▶ _Instruction_
Write out the entries again exactly as they are given.

▶ _Exercise inputs_
.....

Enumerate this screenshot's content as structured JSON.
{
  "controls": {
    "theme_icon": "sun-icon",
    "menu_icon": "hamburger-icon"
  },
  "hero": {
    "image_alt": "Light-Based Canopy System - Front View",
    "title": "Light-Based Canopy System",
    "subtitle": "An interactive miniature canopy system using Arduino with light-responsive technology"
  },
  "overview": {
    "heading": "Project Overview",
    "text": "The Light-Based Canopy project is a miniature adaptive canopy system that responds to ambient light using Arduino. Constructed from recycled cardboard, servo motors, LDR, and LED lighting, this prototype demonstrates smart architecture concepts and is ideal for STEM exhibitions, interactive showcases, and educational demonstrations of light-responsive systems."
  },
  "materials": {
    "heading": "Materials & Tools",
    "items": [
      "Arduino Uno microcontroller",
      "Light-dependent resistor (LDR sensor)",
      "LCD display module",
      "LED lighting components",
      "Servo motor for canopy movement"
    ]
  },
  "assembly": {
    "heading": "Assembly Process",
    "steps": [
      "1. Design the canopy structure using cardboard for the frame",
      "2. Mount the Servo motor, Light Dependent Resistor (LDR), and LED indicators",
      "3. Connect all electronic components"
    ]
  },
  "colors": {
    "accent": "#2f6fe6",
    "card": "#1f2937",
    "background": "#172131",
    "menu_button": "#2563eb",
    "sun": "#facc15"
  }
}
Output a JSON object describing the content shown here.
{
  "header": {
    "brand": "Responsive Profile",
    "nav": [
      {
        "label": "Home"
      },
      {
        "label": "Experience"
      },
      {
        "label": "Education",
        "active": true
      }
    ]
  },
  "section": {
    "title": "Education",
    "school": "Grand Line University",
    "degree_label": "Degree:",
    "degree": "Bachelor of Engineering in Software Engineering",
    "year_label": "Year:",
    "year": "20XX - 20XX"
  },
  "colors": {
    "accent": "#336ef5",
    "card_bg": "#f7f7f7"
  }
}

.....

▶ _Exercise solution_
Enumerate this screenshot's content as structured JSON.
{
  "controls": {
    "theme_icon": "sun-icon",
    "menu_icon": "hamburger-icon"
  },
  "hero": {
    "image_alt": "Light-Based Canopy System - Front View",
    "title": "Light-Based Canopy System",
    "subtitle": "An interactive miniature canopy system using Arduino with light-responsive technology"
  },
  "overview": {
    "heading": "Project Overview",
    "text": "The Light-Based Canopy project is a miniature adaptive canopy system that responds to ambient light using Arduino. Constructed from recycled cardboard, servo motors, LDR, and LED lighting, this prototype demonstrates smart architecture concepts and is ideal for STEM exhibitions, interactive showcases, and educational demonstrations of light-responsive systems."
  },
  "materials": {
    "heading": "Materials & Tools",
    "items": [
      "Arduino Uno microcontroller",
      "Light-dependent resistor (LDR sensor)",
      "LCD display module",
      "LED lighting components",
      "Servo motor for canopy movement"
    ]
  },
  "assembly": {
    "heading": "Assembly Process",
    "steps": [
      "1. Design the canopy structure using cardboard for the frame",
      "2. Mount the Servo motor, Light Dependent Resistor (LDR), and LED indicators",
      "3. Connect all electronic components"
    ]
  },
  "colors": {
    "accent": "#2f6fe6",
    "card": "#1f2937",
    "background": "#172131",
    "menu_button": "#2563eb",
    "sun": "#facc15"
  }
}
Output a JSON object describing the content shown here.
{
  "header": {
    "brand": "Responsive Profile",
    "nav": [
      {
        "label": "Home"
      },
      {
        "label": "Experience"
      },
      {
        "label": "Education",
        "active": true
      }
    ]
  },
  "section": {
    "title": "Education",
    "school": "Grand Line University",
    "degree_label": "Degree:",
    "degree": "Bachelor of Engineering in Software Engineering",
    "year_label": "Year:",
    "year": "20XX - 20XX"
  },
  "colors": {
    "accent": "#336ef5",
    "card_bg": "#f7f7f7"
  }
}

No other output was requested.